Extracted data:
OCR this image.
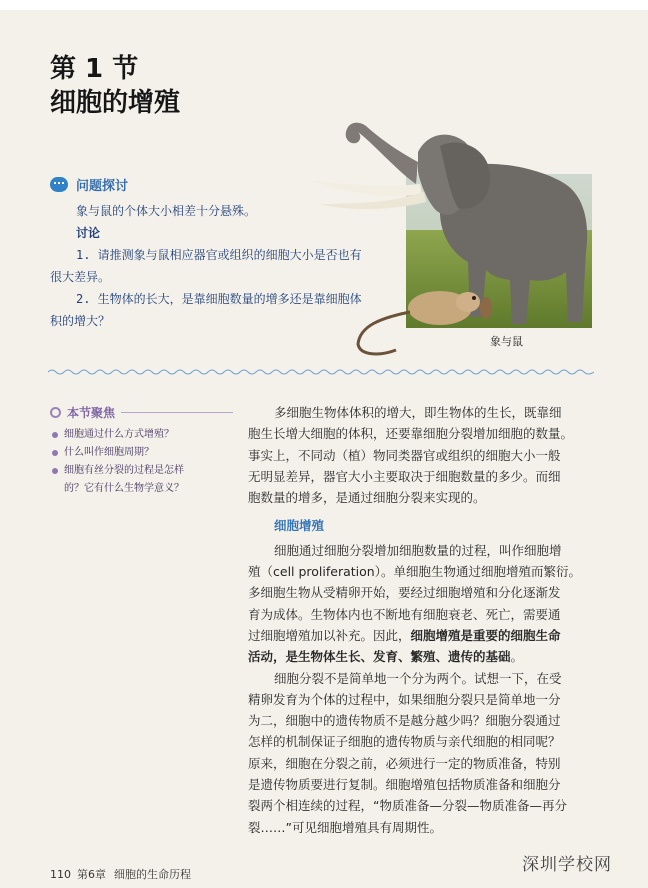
第 1 节
细胞的增殖
问题探讨
象与鼠的个体大小相差十分悬殊。
讨论
1. 请推测象与鼠相应器官或组织的细胞大小是否也有
很大差异。
2. 生物体的长大，是靠细胞数量的增多还是靠细胞体
积的增大？
象与鼠
本节聚焦
细胞通过什么方式增殖？
什么叫作细胞周期？
细胞有丝分裂的过程是怎样
的？它有什么生物学意义？
多细胞生物体体积的增大，即生物体的生长，既靠细
胞生长增大细胞的体积，还要靠细胞分裂增加细胞的数量。
事实上，不同动（植）物同类器官或组织的细胞大小一般
无明显差异，器官大小主要取决于细胞数量的多少。而细
胞数量的增多，是通过细胞分裂来实现的。
细胞增殖
细胞通过细胞分裂增加细胞数量的过程，叫作细胞增
殖（cell proliferation）。单细胞生物通过细胞增殖而繁衍。
多细胞生物从受精卵开始，要经过细胞增殖和分化逐渐发
育为成体。生物体内也不断地有细胞衰老、死亡，需要通
过细胞增殖加以补充。因此，细胞增殖是重要的细胞生命
活动，是生物体生长、发育、繁殖、遗传的基础。
细胞分裂不是简单地一个分为两个。试想一下，在受
精卵发育为个体的过程中，如果细胞分裂只是简单地一分
为二，细胞中的遗传物质不是越分越少吗？细胞分裂通过
怎样的机制保证子细胞的遗传物质与亲代细胞的相同呢？
原来，细胞在分裂之前，必须进行一定的物质准备，特别
是遗传物质要进行复制。细胞增殖包括物质准备和细胞分
裂两个相连续的过程，“物质准备—分裂—物质准备—再分
裂……”可见细胞增殖具有周期性。
110 第6章 细胞的生命历程	深圳学校网
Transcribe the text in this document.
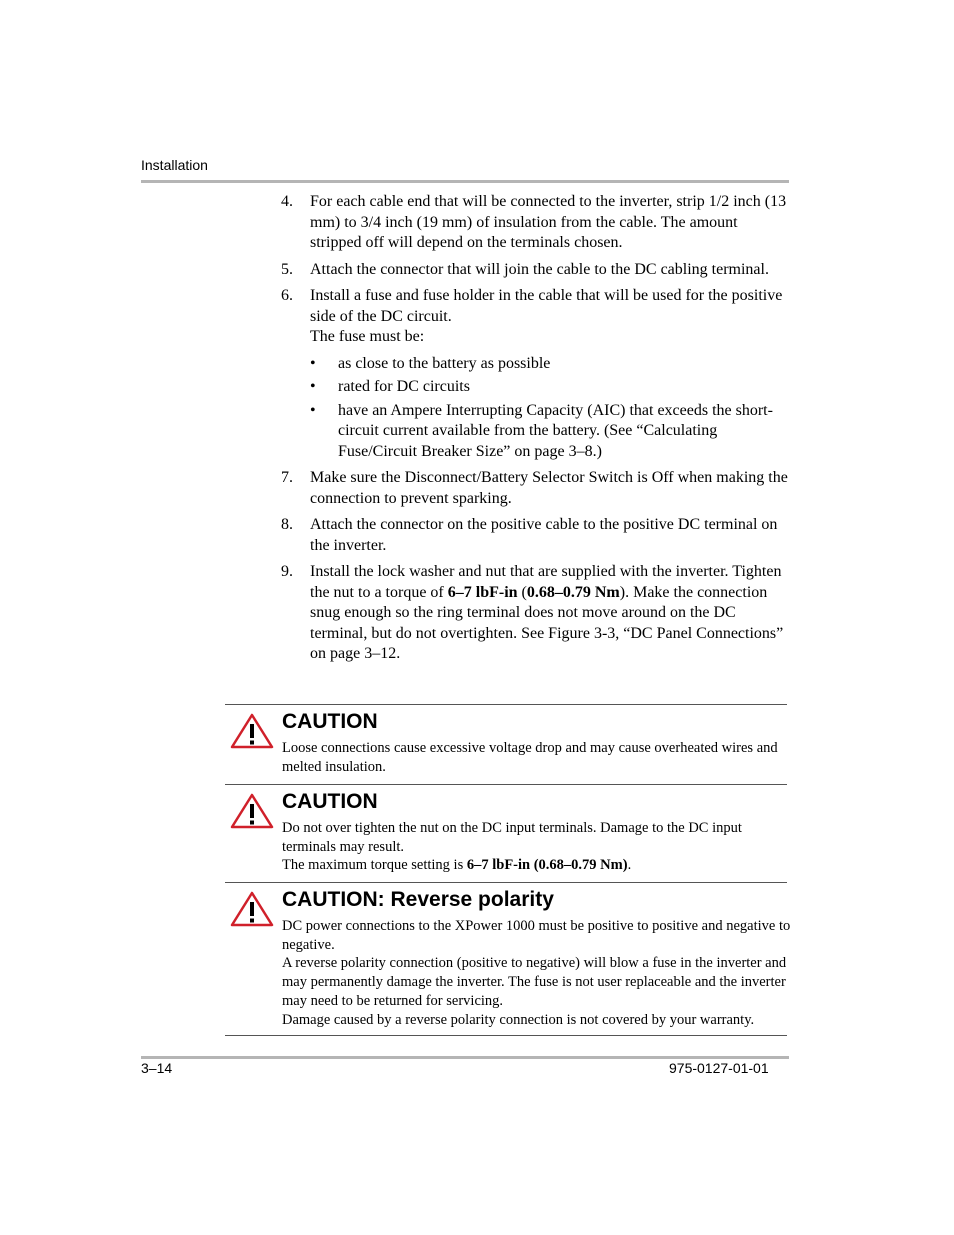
Installation
4. For each cable end that will be connected to the inverter, strip 1/2 inch (13 mm) to 3/4 inch (19 mm) of insulation from the cable. The amount stripped off will depend on the terminals chosen.
5. Attach the connector that will join the cable to the DC cabling terminal.
6. Install a fuse and fuse holder in the cable that will be used for the positive side of the DC circuit.
The fuse must be:
• as close to the battery as possible
• rated for DC circuits
• have an Ampere Interrupting Capacity (AIC) that exceeds the short-circuit current available from the battery. (See “Calculating Fuse/Circuit Breaker Size” on page 3–8.)
7. Make sure the Disconnect/Battery Selector Switch is Off when making the connection to prevent sparking.
8. Attach the connector on the positive cable to the positive DC terminal on the inverter.
9. Install the lock washer and nut that are supplied with the inverter. Tighten the nut to a torque of 6–7 lbF-in (0.68–0.79 Nm). Make the connection snug enough so the ring terminal does not move around on the DC terminal, but do not overtighten. See Figure 3-3, “DC Panel Connections” on page 3–12.
CAUTION
Loose connections cause excessive voltage drop and may cause overheated wires and melted insulation.
CAUTION
Do not over tighten the nut on the DC input terminals. Damage to the DC input terminals may result.
The maximum torque setting is 6–7 lbF-in (0.68–0.79 Nm).
CAUTION: Reverse polarity
DC power connections to the XPower 1000 must be positive to positive and negative to negative.
A reverse polarity connection (positive to negative) will blow a fuse in the inverter and may permanently damage the inverter. The fuse is not user replaceable and the inverter may need to be returned for servicing.
Damage caused by a reverse polarity connection is not covered by your warranty.
3–14	975-0127-01-01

What this task involves: Repeat the material above in full and exactly, omitting the pictures.

Result for this task:
OCR this image.
第 1 节
细胞的增殖
问题探讨
象与鼠的个体大小相差十分悬殊。
讨论
1. 请推测象与鼠相应器官或组织的细胞大小是否也有
很大差异。
2. 生物体的长大，是靠细胞数量的增多还是靠细胞体
积的增大？
象与鼠
本节聚焦
细胞通过什么方式增殖？
什么叫作细胞周期？
细胞有丝分裂的过程是怎样
的？它有什么生物学意义？
多细胞生物体体积的增大，即生物体的生长，既靠细
胞生长增大细胞的体积，还要靠细胞分裂增加细胞的数量。
事实上，不同动（植）物同类器官或组织的细胞大小一般
无明显差异，器官大小主要取决于细胞数量的多少。而细
胞数量的增多，是通过细胞分裂来实现的。
细胞增殖
细胞通过细胞分裂增加细胞数量的过程，叫作细胞增
殖（cell proliferation）。单细胞生物通过细胞增殖而繁衍。
多细胞生物从受精卵开始，要经过细胞增殖和分化逐渐发
育为成体。生物体内也不断地有细胞衰老、死亡，需要通
过细胞增殖加以补充。因此，细胞增殖是重要的细胞生命
活动，是生物体生长、发育、繁殖、遗传的基础。
细胞分裂不是简单地一个分为两个。试想一下，在受
精卵发育为个体的过程中，如果细胞分裂只是简单地一分
为二，细胞中的遗传物质不是越分越少吗？细胞分裂通过
怎样的机制保证子细胞的遗传物质与亲代细胞的相同呢？
原来，细胞在分裂之前，必须进行一定的物质准备，特别
是遗传物质要进行复制。细胞增殖包括物质准备和细胞分
裂两个相连续的过程，“物质准备—分裂—物质准备—再分
裂……”可见细胞增殖具有周期性。
110 第6章 细胞的生命历程	深圳学校网
Transcribe the text in this document.
Installation
4. For each cable end that will be connected to the inverter, strip 1/2 inch (13 mm) to 3/4 inch (19 mm) of insulation from the cable. The amount stripped off will depend on the terminals chosen.
5. Attach the connector that will join the cable to the DC cabling terminal.
6. Install a fuse and fuse holder in the cable that will be used for the positive side of the DC circuit.
The fuse must be:
• as close to the battery as possible
• rated for DC circuits
• have an Ampere Interrupting Capacity (AIC) that exceeds the short-circuit current available from the battery. (See “Calculating Fuse/Circuit Breaker Size” on page 3–8.)
7. Make sure the Disconnect/Battery Selector Switch is Off when making the connection to prevent sparking.
8. Attach the connector on the positive cable to the positive DC terminal on the inverter.
9. Install the lock washer and nut that are supplied with the inverter. Tighten the nut to a torque of 6–7 lbF-in (0.68–0.79 Nm). Make the connection snug enough so the ring terminal does not move around on the DC terminal, but do not overtighten. See Figure 3-3, “DC Panel Connections” on page 3–12.
CAUTION
Loose connections cause excessive voltage drop and may cause overheated wires and melted insulation.
CAUTION
Do not over tighten the nut on the DC input terminals. Damage to the DC input terminals may result.
The maximum torque setting is 6–7 lbF-in (0.68–0.79 Nm).
CAUTION: Reverse polarity
DC power connections to the XPower 1000 must be positive to positive and negative to negative.
A reverse polarity connection (positive to negative) will blow a fuse in the inverter and may permanently damage the inverter. The fuse is not user replaceable and the inverter may need to be returned for servicing.
Damage caused by a reverse polarity connection is not covered by your warranty.
3–14	975-0127-01-01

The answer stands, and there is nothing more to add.